-------- EXTRACTED MATERIAL --------

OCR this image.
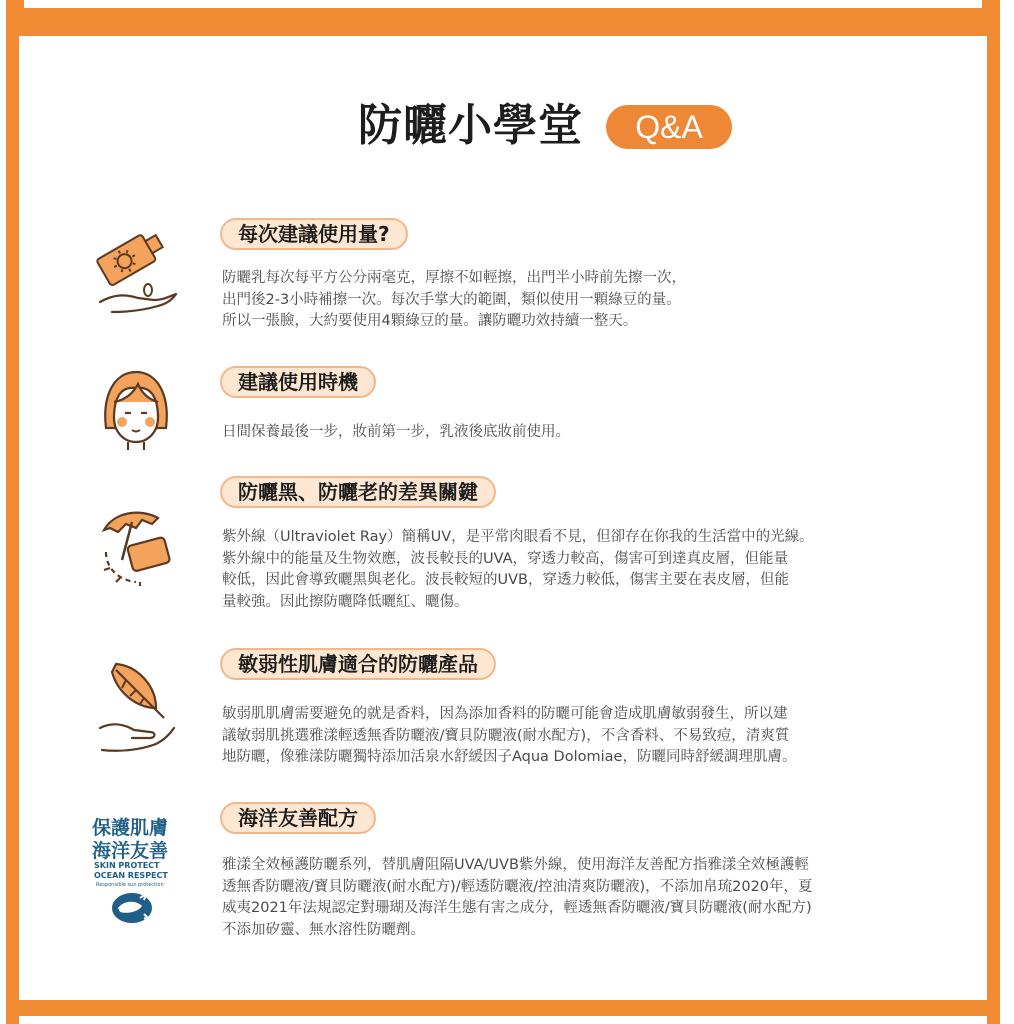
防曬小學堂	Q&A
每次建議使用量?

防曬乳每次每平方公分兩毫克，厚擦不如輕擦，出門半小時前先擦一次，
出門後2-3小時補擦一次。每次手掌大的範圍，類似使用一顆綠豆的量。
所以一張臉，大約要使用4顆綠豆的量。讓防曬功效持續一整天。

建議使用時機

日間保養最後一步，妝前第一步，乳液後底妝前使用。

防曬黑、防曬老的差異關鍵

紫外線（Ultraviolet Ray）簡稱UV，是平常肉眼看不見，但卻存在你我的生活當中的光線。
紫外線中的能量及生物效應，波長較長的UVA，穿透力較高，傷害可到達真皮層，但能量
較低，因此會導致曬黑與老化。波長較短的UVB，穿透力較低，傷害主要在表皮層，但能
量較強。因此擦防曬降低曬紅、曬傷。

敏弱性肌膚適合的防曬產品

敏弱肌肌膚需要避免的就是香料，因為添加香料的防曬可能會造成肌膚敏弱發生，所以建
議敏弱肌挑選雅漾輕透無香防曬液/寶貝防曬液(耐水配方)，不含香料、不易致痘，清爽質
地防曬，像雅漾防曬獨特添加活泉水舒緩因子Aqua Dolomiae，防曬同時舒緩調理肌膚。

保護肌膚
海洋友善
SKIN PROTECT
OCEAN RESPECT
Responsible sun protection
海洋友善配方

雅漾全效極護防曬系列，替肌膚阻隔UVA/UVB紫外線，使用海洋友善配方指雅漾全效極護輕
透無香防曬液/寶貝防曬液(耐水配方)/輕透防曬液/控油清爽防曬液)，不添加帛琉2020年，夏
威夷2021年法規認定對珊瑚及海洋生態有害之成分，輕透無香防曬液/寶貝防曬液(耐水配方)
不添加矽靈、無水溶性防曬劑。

--------
-------- EXTRACTED MATERIAL --------

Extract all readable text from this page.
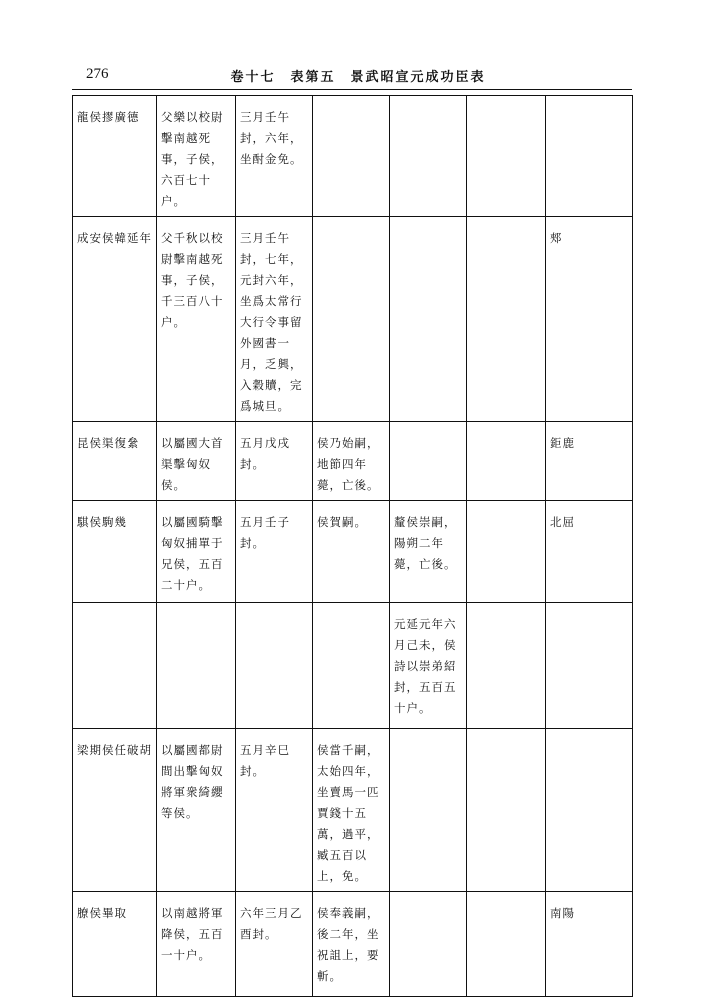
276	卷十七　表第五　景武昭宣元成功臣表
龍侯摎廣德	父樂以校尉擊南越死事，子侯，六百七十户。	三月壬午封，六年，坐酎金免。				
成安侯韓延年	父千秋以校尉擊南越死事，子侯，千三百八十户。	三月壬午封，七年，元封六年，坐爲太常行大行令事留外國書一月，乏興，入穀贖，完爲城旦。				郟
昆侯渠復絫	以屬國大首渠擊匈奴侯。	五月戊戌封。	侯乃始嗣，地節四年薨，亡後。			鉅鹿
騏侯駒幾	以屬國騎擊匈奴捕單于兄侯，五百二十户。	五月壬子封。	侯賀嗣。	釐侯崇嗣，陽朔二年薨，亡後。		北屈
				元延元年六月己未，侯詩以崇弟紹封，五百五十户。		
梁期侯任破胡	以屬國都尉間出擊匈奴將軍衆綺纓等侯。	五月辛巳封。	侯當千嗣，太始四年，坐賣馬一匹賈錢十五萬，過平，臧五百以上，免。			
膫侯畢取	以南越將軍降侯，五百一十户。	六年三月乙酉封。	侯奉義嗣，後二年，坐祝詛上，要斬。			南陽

--------

— WHAT TO WORK ON —
In the listing, find all lines with the string "寶貝防曬液" and copy them.

— ANSWER TO THIS PROBLEM —
議敏弱肌挑選雅漾輕透無香防曬液/寶貝防曬液(耐水配方)，不含香料、不易致痘，清爽質
透無香防曬液/寶貝防曬液(耐水配方)/輕透防曬液/控油清爽防曬液)，不添加帛琉2020年，夏
威夷2021年法規認定對珊瑚及海洋生態有害之成分，輕透無香防曬液/寶貝防曬液(耐水配方)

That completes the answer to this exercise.